>>>>>

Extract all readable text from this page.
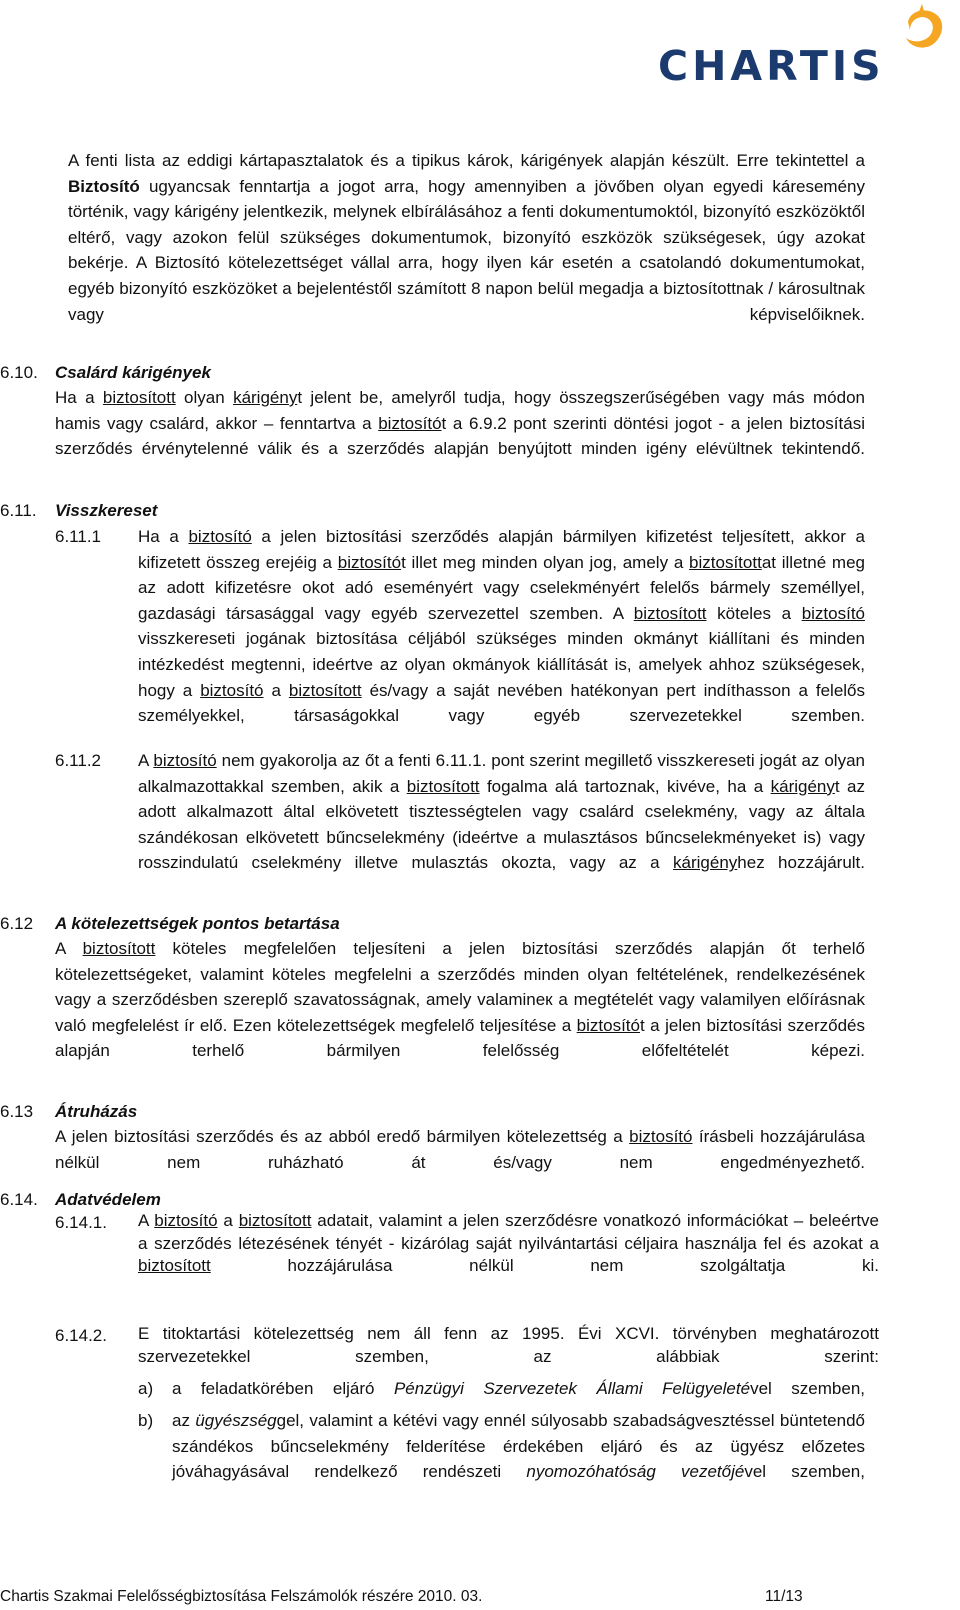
CHARTIS
A fenti lista az eddigi kártapasztalatok és a tipikus károk, kárigények alapján készült. Erre tekintettel a Biztosító ugyancsak fenntartja a jogot arra, hogy amennyiben a jövőben olyan egyedi káresemény történik, vagy kárigény jelentkezik, melynek elbírálásához a fenti dokumentumoktól, bizonyító eszközöktől eltérő, vagy azokon felül szükséges dokumentumok, bizonyító eszközök szükségesek, úgy azokat bekérje. A Biztosító kötelezettséget vállal arra, hogy ilyen kár esetén a csatolandó dokumentumokat, egyéb bizonyító eszközöket a bejelentéstől számított 8 napon belül megadja a biztosítottnak / károsultnak vagy képviselőiknek.
6.10. Csalárd kárigények
Ha a biztosított olyan kárigényt jelent be, amelyről tudja, hogy összegszerűségében vagy más módon hamis vagy csalárd, akkor – fenntartva a biztosítót a 6.9.2 pont szerinti döntési jogot - a jelen biztosítási szerződés érvénytelenné válik és a szerződés alapján benyújtott minden igény elévültnek tekintendő.
6.11. Visszkereset
6.11.1 Ha a biztosító a jelen biztosítási szerződés alapján bármilyen kifizetést teljesített, akkor a kifizetett összeg erejéig a biztosítót illet meg minden olyan jog, amely a biztosítottat illetné meg az adott kifizetésre okot adó eseményért vagy cselekményért felelős bármely személlyel, gazdasági társasággal vagy egyéb szervezettel szemben. A biztosított köteles a biztosító visszkereseti jogának biztosítása céljából szükséges minden okmányt kiállítani és minden intézkedést megtenni, ideértve az olyan okmányok kiállítását is, amelyek ahhoz szükségesek, hogy a biztosító a biztosított és/vagy a saját nevében hatékonyan pert indíthasson a felelős személyekkel, társaságokkal vagy egyéb szervezetekkel szemben.
6.11.2 A biztosító nem gyakorolja az őt a fenti 6.11.1. pont szerint megillető visszkereseti jogát az olyan alkalmazottakkal szemben, akik a biztosított fogalma alá tartoznak, kivéve, ha a kárigényt az adott alkalmazott által elkövetett tisztességtelen vagy csalárd cselekmény, vagy az általa szándékosan elkövetett bűncselekmény (ideértve a mulasztásos bűncselekményeket is) vagy rosszindulatú cselekmény illetve mulasztás okozta, vagy az a kárigényhez hozzájárult.
6.12 A kötelezettségek pontos betartása
A biztosított köteles megfelelően teljesíteni a jelen biztosítási szerződés alapján őt terhelő kötelezettségeket, valamint köteles megfelelni a szerződés minden olyan feltételének, rendelkezésének vagy a szerződésben szereplő szavatosságnak, amely valamineк a megtételét vagy valamilyen előírásnak való megfelelést ír elő. Ezen kötelezettségek megfelelő teljesítése a biztosítót a jelen biztosítási szerződés alapján terhelő bármilyen felelősség előfeltételét képezi.
6.13 Átruházás
A jelen biztosítási szerződés és az abból eredő bármilyen kötelezettség a biztosító írásbeli hozzájárulása nélkül nem ruházható át és/vagy nem engedményezhető.
6.14. Adatvédelem
6.14.1. A biztosító a biztosított adatait, valamint a jelen szerződésre vonatkozó információkat – beleértve a szerződés létezésének tényét - kizárólag saját nyilvántartási céljaira használja fel és azokat a biztosított hozzájárulása nélkül nem szolgáltatja ki.
6.14.2. E titoktartási kötelezettség nem áll fenn az 1995. Évi XCVI. törvényben meghatározott szervezetekkel szemben, az alábbiak szerint:
a) a feladatkörében eljáró Pénzügyi Szervezetek Állami Felügyeletével szemben,
b) az ügyészséggel, valamint a kétévi vagy ennél súlyosabb szabadságvesztéssel büntetendő szándékos bűncselekmény felderítése érdekében eljáró és az ügyész előzetes jóváhagyásával rendelkező rendészeti nyomozóhatóság vezetőjével szemben,
Chartis Szakmai Felelősségbiztosítása Felszámolók részére 2010. 03.	11/13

<<<<<

• [Task statement] From the entries above, copy every line containing the word "jogot".

• [Correct answer]
A fenti lista az eddigi kártapasztalatok és a tipikus károk, kárigények alapján készült. Erre tekintettel a Biztosító ugyancsak fenntartja a jogot arra, hogy amennyiben a jövőben olyan egyedi káresemény történik, vagy kárigény jelentkezik, melynek elbírálásához a fenti dokumentumoktól, bizonyító eszközöktől eltérő, vagy azokon felül szükséges dokumentumok, bizonyító eszközök szükségesek, úgy azokat bekérje. A Biztosító kötelezettséget vállal arra, hogy ilyen kár esetén a csatolandó dokumentumokat, egyéb bizonyító eszközöket a bejelentéstől számított 8 napon belül megadja a biztosítottnak / károsultnak vagy képviselőiknek.
Ha a biztosított olyan kárigényt jelent be, amelyről tudja, hogy összegszerűségében vagy más módon hamis vagy csalárd, akkor – fenntartva a biztosítót a 6.9.2 pont szerinti döntési jogot - a jelen biztosítási szerződés érvénytelenné válik és a szerződés alapján benyújtott minden igény elévültnek tekintendő.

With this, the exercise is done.